> Exercise brief:
Below are the records; copy each line in them that holds the word "Срок".

> Dataset records:
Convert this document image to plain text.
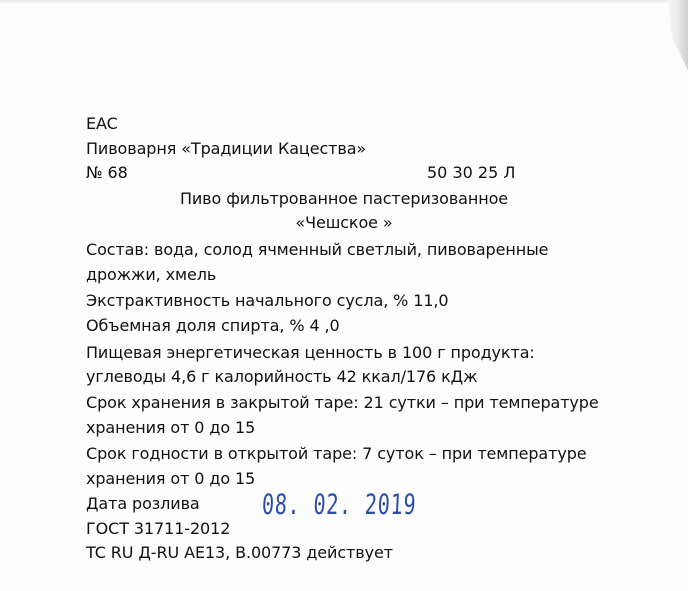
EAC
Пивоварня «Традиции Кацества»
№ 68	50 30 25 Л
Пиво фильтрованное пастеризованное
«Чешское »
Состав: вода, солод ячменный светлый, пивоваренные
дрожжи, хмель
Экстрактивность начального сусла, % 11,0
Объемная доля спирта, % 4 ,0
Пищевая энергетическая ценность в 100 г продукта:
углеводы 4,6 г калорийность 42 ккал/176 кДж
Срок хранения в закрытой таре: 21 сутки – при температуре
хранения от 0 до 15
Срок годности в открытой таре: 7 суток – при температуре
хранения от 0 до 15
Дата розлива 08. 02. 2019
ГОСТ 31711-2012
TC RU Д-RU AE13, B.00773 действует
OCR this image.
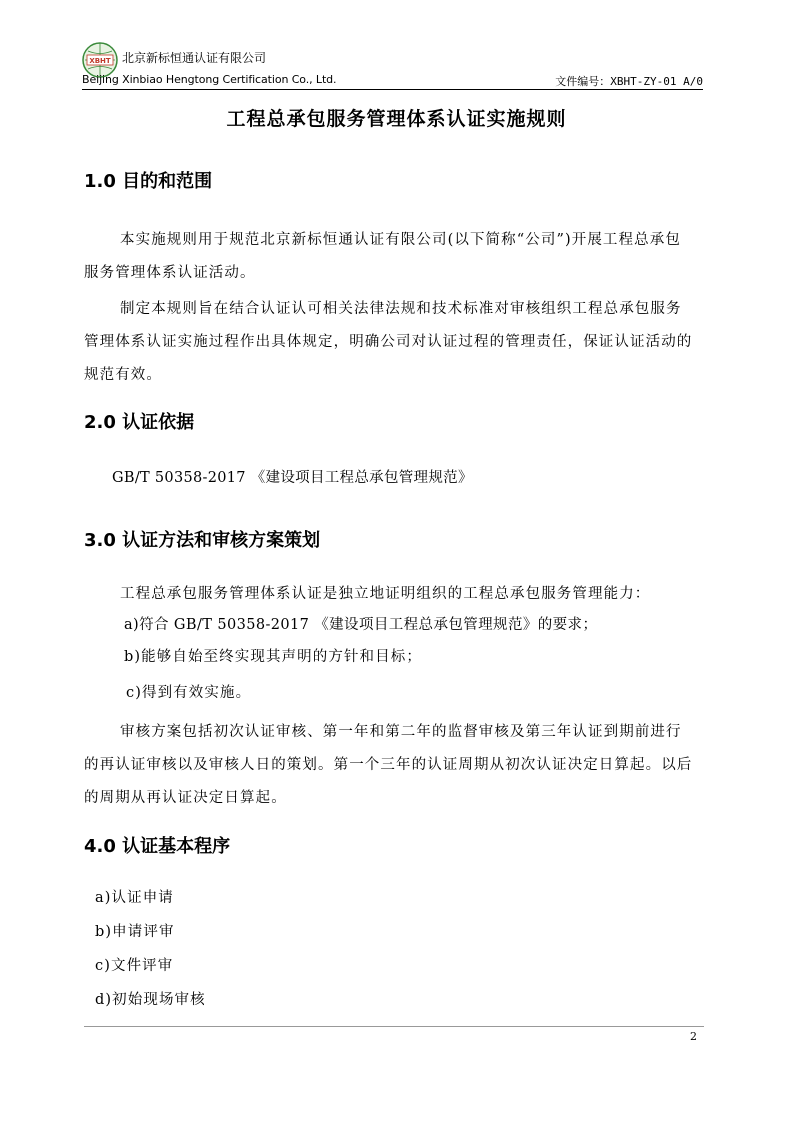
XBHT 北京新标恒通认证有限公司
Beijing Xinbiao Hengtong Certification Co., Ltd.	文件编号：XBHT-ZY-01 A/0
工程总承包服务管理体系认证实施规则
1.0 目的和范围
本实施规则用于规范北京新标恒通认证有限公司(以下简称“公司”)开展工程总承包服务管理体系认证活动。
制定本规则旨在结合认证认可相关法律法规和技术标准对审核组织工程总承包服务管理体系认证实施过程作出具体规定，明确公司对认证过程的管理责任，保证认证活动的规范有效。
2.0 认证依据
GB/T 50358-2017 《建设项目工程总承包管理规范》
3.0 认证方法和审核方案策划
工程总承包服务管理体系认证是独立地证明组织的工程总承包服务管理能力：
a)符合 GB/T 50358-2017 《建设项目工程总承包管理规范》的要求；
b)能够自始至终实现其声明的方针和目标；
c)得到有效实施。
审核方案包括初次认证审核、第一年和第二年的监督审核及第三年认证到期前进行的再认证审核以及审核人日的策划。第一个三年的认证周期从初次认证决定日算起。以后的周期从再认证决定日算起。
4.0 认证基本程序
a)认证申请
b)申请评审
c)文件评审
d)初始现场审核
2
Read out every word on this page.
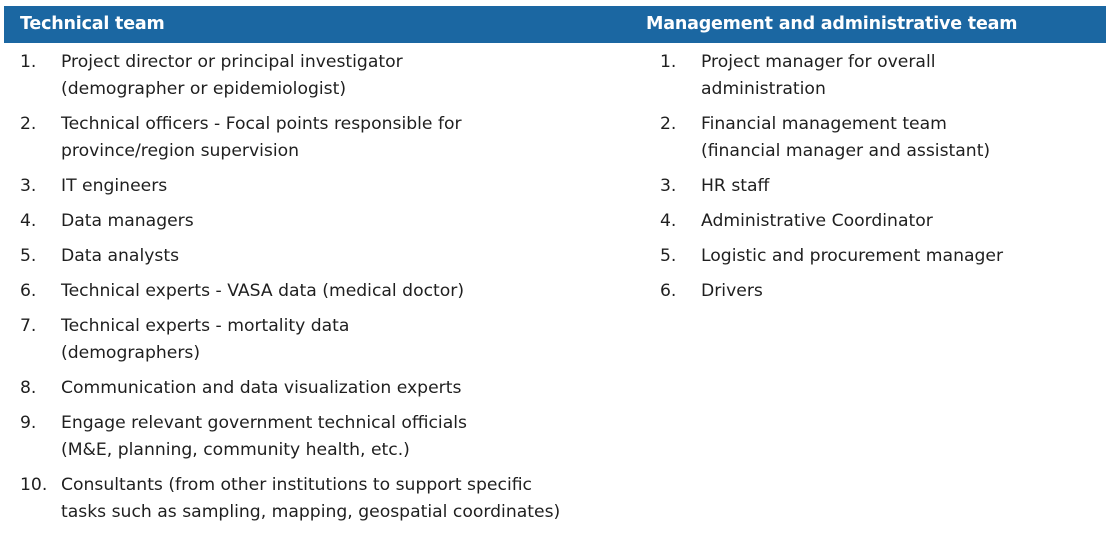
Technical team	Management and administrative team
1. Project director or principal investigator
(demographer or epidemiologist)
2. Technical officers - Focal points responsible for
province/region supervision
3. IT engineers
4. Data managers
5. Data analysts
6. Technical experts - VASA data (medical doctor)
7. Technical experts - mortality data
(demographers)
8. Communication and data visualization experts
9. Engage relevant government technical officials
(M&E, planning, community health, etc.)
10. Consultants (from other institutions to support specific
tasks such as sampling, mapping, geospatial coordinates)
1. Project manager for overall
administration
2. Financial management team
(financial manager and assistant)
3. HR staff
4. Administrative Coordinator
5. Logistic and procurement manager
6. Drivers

> Response to the task:
Срок хранения в закрытой таре: 21 сутки – при температуре
Срок годности в открытой таре: 7 суток – при температуре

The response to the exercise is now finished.